§ WHAT IS REQUIRED: Below is a listing. Gather each line of it that contains "HVAC".

§ GIVEN RECORDS:

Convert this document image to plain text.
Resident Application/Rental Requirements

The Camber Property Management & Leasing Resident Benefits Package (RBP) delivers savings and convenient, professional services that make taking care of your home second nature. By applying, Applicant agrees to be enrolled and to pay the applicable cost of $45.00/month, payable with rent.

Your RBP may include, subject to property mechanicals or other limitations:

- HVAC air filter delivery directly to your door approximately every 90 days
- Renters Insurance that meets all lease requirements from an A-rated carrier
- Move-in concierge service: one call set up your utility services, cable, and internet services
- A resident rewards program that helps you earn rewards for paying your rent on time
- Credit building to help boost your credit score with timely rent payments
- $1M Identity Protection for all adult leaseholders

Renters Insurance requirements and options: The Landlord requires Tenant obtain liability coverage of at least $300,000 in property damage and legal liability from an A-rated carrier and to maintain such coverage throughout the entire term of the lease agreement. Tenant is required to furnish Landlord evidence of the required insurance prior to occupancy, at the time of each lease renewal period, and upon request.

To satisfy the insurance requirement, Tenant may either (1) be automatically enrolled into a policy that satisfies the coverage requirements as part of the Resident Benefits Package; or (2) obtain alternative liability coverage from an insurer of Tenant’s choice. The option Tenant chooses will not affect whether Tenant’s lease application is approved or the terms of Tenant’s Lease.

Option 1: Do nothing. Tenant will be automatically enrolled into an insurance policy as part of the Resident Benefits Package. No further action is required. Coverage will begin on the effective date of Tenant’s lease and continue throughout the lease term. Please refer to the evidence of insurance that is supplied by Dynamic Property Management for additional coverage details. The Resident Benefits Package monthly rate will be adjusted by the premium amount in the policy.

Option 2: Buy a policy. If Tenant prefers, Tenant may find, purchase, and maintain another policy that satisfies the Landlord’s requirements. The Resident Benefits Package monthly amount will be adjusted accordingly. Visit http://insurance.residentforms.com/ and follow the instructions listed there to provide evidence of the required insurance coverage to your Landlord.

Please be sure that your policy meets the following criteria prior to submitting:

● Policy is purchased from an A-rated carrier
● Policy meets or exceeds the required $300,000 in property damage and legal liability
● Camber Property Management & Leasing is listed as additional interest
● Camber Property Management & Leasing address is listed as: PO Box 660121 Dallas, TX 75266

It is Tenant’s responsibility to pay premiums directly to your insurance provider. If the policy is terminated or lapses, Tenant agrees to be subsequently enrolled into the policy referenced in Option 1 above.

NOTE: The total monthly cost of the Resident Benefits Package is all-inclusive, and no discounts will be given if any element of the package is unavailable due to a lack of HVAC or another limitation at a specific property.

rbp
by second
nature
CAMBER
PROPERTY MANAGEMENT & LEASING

§ TASK ANSWER:
- HVAC air filter delivery directly to your door approximately every 90 days
NOTE: The total monthly cost of the Resident Benefits Package is all-inclusive, and no discounts will be given if any element of the package is unavailable due to a lack of HVAC or another limitation at a specific property.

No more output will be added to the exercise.